§ Exercise task: Below is the data. Give it again, complete and exact.

§ Data supplied:
⁂
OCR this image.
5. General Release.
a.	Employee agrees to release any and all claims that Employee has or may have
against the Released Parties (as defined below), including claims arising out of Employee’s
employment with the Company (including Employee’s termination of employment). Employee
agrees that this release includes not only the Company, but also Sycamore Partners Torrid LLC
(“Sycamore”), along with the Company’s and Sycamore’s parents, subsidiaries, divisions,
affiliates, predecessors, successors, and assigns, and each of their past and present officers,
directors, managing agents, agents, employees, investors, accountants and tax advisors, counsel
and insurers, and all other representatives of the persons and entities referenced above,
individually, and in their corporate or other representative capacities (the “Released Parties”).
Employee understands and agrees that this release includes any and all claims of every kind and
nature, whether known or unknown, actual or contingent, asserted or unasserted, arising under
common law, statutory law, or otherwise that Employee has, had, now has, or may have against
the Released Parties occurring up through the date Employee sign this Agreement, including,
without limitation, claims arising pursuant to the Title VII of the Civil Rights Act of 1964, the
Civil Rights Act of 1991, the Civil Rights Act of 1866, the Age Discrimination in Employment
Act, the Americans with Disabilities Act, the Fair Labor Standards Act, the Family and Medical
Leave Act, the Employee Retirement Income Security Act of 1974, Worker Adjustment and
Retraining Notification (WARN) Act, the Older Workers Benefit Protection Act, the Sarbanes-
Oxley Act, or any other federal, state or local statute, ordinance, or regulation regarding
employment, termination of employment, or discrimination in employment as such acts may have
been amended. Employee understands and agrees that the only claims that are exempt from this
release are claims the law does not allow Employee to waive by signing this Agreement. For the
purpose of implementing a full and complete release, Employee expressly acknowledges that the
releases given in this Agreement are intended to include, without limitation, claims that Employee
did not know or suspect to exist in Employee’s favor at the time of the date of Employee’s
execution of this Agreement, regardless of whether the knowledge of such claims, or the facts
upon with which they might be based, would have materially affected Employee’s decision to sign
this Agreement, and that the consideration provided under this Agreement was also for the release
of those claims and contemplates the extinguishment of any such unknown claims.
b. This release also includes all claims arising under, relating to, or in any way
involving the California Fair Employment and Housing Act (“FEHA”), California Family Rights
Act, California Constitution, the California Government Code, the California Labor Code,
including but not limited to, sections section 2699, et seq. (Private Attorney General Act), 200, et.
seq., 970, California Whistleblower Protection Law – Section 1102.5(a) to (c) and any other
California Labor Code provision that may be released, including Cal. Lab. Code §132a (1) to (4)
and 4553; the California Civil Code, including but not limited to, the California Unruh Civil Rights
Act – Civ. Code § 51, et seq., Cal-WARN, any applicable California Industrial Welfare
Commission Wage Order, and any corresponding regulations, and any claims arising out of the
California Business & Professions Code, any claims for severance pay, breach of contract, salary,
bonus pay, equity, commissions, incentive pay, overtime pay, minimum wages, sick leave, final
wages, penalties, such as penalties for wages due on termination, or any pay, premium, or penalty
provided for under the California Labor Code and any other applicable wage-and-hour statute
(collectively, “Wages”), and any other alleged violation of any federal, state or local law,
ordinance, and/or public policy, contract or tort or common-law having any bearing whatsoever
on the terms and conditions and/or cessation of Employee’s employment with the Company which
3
⁂
§ Exercise solution:
OCR this image.
5. General Release.
a.	Employee agrees to release any and all claims that Employee has or may have
against the Released Parties (as defined below), including claims arising out of Employee’s
employment with the Company (including Employee’s termination of employment). Employee
agrees that this release includes not only the Company, but also Sycamore Partners Torrid LLC
(“Sycamore”), along with the Company’s and Sycamore’s parents, subsidiaries, divisions,
affiliates, predecessors, successors, and assigns, and each of their past and present officers,
directors, managing agents, agents, employees, investors, accountants and tax advisors, counsel
and insurers, and all other representatives of the persons and entities referenced above,
individually, and in their corporate or other representative capacities (the “Released Parties”).
Employee understands and agrees that this release includes any and all claims of every kind and
nature, whether known or unknown, actual or contingent, asserted or unasserted, arising under
common law, statutory law, or otherwise that Employee has, had, now has, or may have against
the Released Parties occurring up through the date Employee sign this Agreement, including,
without limitation, claims arising pursuant to the Title VII of the Civil Rights Act of 1964, the
Civil Rights Act of 1991, the Civil Rights Act of 1866, the Age Discrimination in Employment
Act, the Americans with Disabilities Act, the Fair Labor Standards Act, the Family and Medical
Leave Act, the Employee Retirement Income Security Act of 1974, Worker Adjustment and
Retraining Notification (WARN) Act, the Older Workers Benefit Protection Act, the Sarbanes-
Oxley Act, or any other federal, state or local statute, ordinance, or regulation regarding
employment, termination of employment, or discrimination in employment as such acts may have
been amended. Employee understands and agrees that the only claims that are exempt from this
release are claims the law does not allow Employee to waive by signing this Agreement. For the
purpose of implementing a full and complete release, Employee expressly acknowledges that the
releases given in this Agreement are intended to include, without limitation, claims that Employee
did not know or suspect to exist in Employee’s favor at the time of the date of Employee’s
execution of this Agreement, regardless of whether the knowledge of such claims, or the facts
upon with which they might be based, would have materially affected Employee’s decision to sign
this Agreement, and that the consideration provided under this Agreement was also for the release
of those claims and contemplates the extinguishment of any such unknown claims.
b. This release also includes all claims arising under, relating to, or in any way
involving the California Fair Employment and Housing Act (“FEHA”), California Family Rights
Act, California Constitution, the California Government Code, the California Labor Code,
including but not limited to, sections section 2699, et seq. (Private Attorney General Act), 200, et.
seq., 970, California Whistleblower Protection Law – Section 1102.5(a) to (c) and any other
California Labor Code provision that may be released, including Cal. Lab. Code §132a (1) to (4)
and 4553; the California Civil Code, including but not limited to, the California Unruh Civil Rights
Act – Civ. Code § 51, et seq., Cal-WARN, any applicable California Industrial Welfare
Commission Wage Order, and any corresponding regulations, and any claims arising out of the
California Business & Professions Code, any claims for severance pay, breach of contract, salary,
bonus pay, equity, commissions, incentive pay, overtime pay, minimum wages, sick leave, final
wages, penalties, such as penalties for wages due on termination, or any pay, premium, or penalty
provided for under the California Labor Code and any other applicable wage-and-hour statute
(collectively, “Wages”), and any other alleged violation of any federal, state or local law,
ordinance, and/or public policy, contract or tort or common-law having any bearing whatsoever
on the terms and conditions and/or cessation of Employee’s employment with the Company which
3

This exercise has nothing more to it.